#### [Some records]

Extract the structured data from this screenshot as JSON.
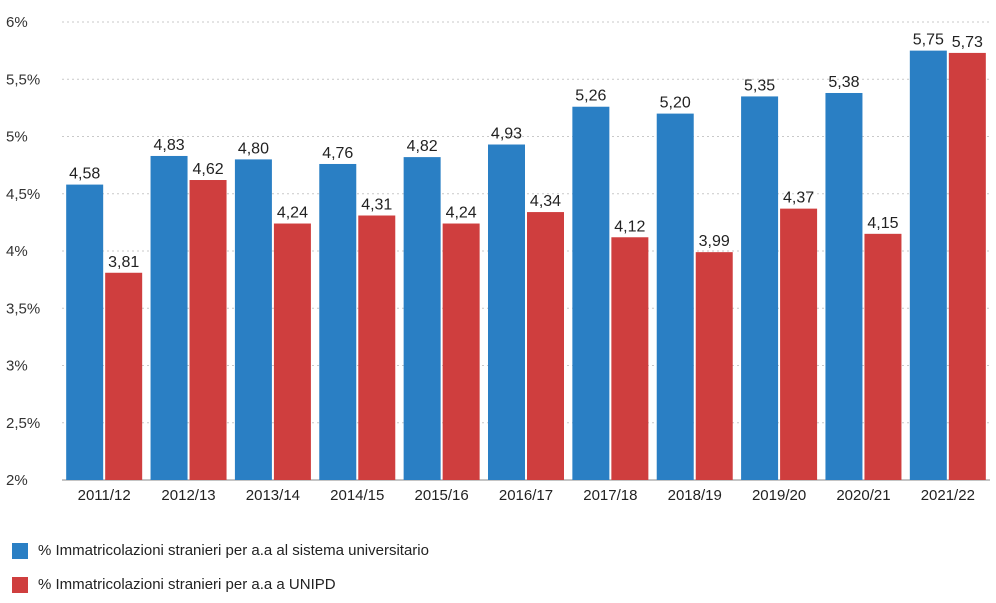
{
  "chart_data": {
    "type": "bar",
    "title": "",
    "xlabel": "",
    "ylabel": "",
    "categories": [
      "2011/12",
      "2012/13",
      "2013/14",
      "2014/15",
      "2015/16",
      "2016/17",
      "2017/18",
      "2018/19",
      "2019/20",
      "2020/21",
      "2021/22"
    ],
    "series": [
      {
        "name": "% Immatricolazioni stranieri per a.a al sistema universitario",
        "color": "#2a7fc4",
        "values": [
          4.58,
          4.83,
          4.8,
          4.76,
          4.82,
          4.93,
          5.26,
          5.2,
          5.35,
          5.38,
          5.75
        ],
        "labels": [
          "4,58",
          "4,83",
          "4,80",
          "4,76",
          "4,82",
          "4,93",
          "5,26",
          "5,20",
          "5,35",
          "5,38",
          "5,75"
        ]
      },
      {
        "name": "% Immatricolazioni stranieri per a.a a UNIPD",
        "color": "#cf3e3e",
        "values": [
          3.81,
          4.62,
          4.24,
          4.31,
          4.24,
          4.34,
          4.12,
          3.99,
          4.37,
          4.15,
          5.73
        ],
        "labels": [
          "3,81",
          "4,62",
          "4,24",
          "4,31",
          "4,24",
          "4,34",
          "4,12",
          "3,99",
          "4,37",
          "4,15",
          "5,73"
        ]
      }
    ],
    "ylim": [
      2,
      6
    ],
    "yticks": [
      2,
      2.5,
      3,
      3.5,
      4,
      4.5,
      5,
      5.5,
      6
    ],
    "ytick_labels": [
      "2%",
      "2,5%",
      "3%",
      "3,5%",
      "4%",
      "4,5%",
      "5%",
      "5,5%",
      "6%"
    ],
    "grid": true,
    "legend_position": "bottom-left"
  }
}
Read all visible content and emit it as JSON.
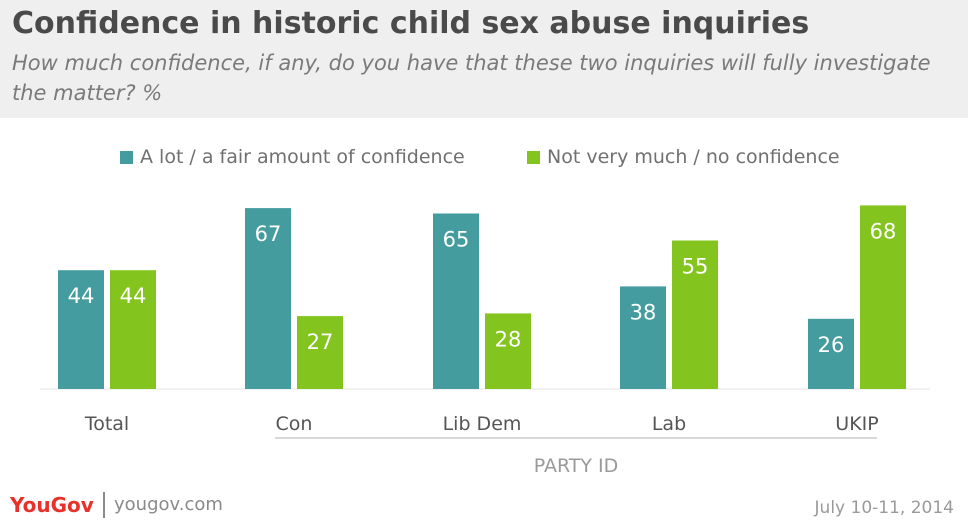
{
  "chart_data": {
    "type": "bar",
    "title": "Confidence in historic child sex abuse inquiries",
    "subtitle": "How much confidence, if any, do you have that these two inquiries will fully investigate the matter? %",
    "categories": [
      "Total",
      "Con",
      "Lib Dem",
      "Lab",
      "UKIP"
    ],
    "group_label": "PARTY ID",
    "series": [
      {
        "name": "A lot / a fair amount of confidence",
        "color": "#449c9e",
        "values": [
          44,
          67,
          65,
          38,
          26
        ]
      },
      {
        "name": "Not very much / no confidence",
        "color": "#84c41e",
        "values": [
          44,
          27,
          28,
          55,
          68
        ]
      }
    ],
    "ylim": [
      0,
      100
    ],
    "grid": false,
    "legend_position": "top-center"
  },
  "footer": {
    "brand": "YouGov",
    "site": "yougov.com",
    "date": "July 10-11, 2014"
  }
}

#### [What is being asked]
Print each entry shown above with exact wording and no pictures.

#### [Exercise result]
Extract the structured data from this screenshot as JSON.
{
  "chart_data": {
    "type": "bar",
    "title": "",
    "xlabel": "",
    "ylabel": "",
    "categories": [
      "2011/12",
      "2012/13",
      "2013/14",
      "2014/15",
      "2015/16",
      "2016/17",
      "2017/18",
      "2018/19",
      "2019/20",
      "2020/21",
      "2021/22"
    ],
    "series": [
      {
        "name": "% Immatricolazioni stranieri per a.a al sistema universitario",
        "color": "#2a7fc4",
        "values": [
          4.58,
          4.83,
          4.8,
          4.76,
          4.82,
          4.93,
          5.26,
          5.2,
          5.35,
          5.38,
          5.75
        ],
        "labels": [
          "4,58",
          "4,83",
          "4,80",
          "4,76",
          "4,82",
          "4,93",
          "5,26",
          "5,20",
          "5,35",
          "5,38",
          "5,75"
        ]
      },
      {
        "name": "% Immatricolazioni stranieri per a.a a UNIPD",
        "color": "#cf3e3e",
        "values": [
          3.81,
          4.62,
          4.24,
          4.31,
          4.24,
          4.34,
          4.12,
          3.99,
          4.37,
          4.15,
          5.73
        ],
        "labels": [
          "3,81",
          "4,62",
          "4,24",
          "4,31",
          "4,24",
          "4,34",
          "4,12",
          "3,99",
          "4,37",
          "4,15",
          "5,73"
        ]
      }
    ],
    "ylim": [
      2,
      6
    ],
    "yticks": [
      2,
      2.5,
      3,
      3.5,
      4,
      4.5,
      5,
      5.5,
      6
    ],
    "ytick_labels": [
      "2%",
      "2,5%",
      "3%",
      "3,5%",
      "4%",
      "4,5%",
      "5%",
      "5,5%",
      "6%"
    ],
    "grid": true,
    "legend_position": "bottom-left"
  }
}
Read all visible content and emit it as JSON.
{
  "chart_data": {
    "type": "bar",
    "title": "Confidence in historic child sex abuse inquiries",
    "subtitle": "How much confidence, if any, do you have that these two inquiries will fully investigate the matter? %",
    "categories": [
      "Total",
      "Con",
      "Lib Dem",
      "Lab",
      "UKIP"
    ],
    "group_label": "PARTY ID",
    "series": [
      {
        "name": "A lot / a fair amount of confidence",
        "color": "#449c9e",
        "values": [
          44,
          67,
          65,
          38,
          26
        ]
      },
      {
        "name": "Not very much / no confidence",
        "color": "#84c41e",
        "values": [
          44,
          27,
          28,
          55,
          68
        ]
      }
    ],
    "ylim": [
      0,
      100
    ],
    "grid": false,
    "legend_position": "top-center"
  },
  "footer": {
    "brand": "YouGov",
    "site": "yougov.com",
    "date": "July 10-11, 2014"
  }
}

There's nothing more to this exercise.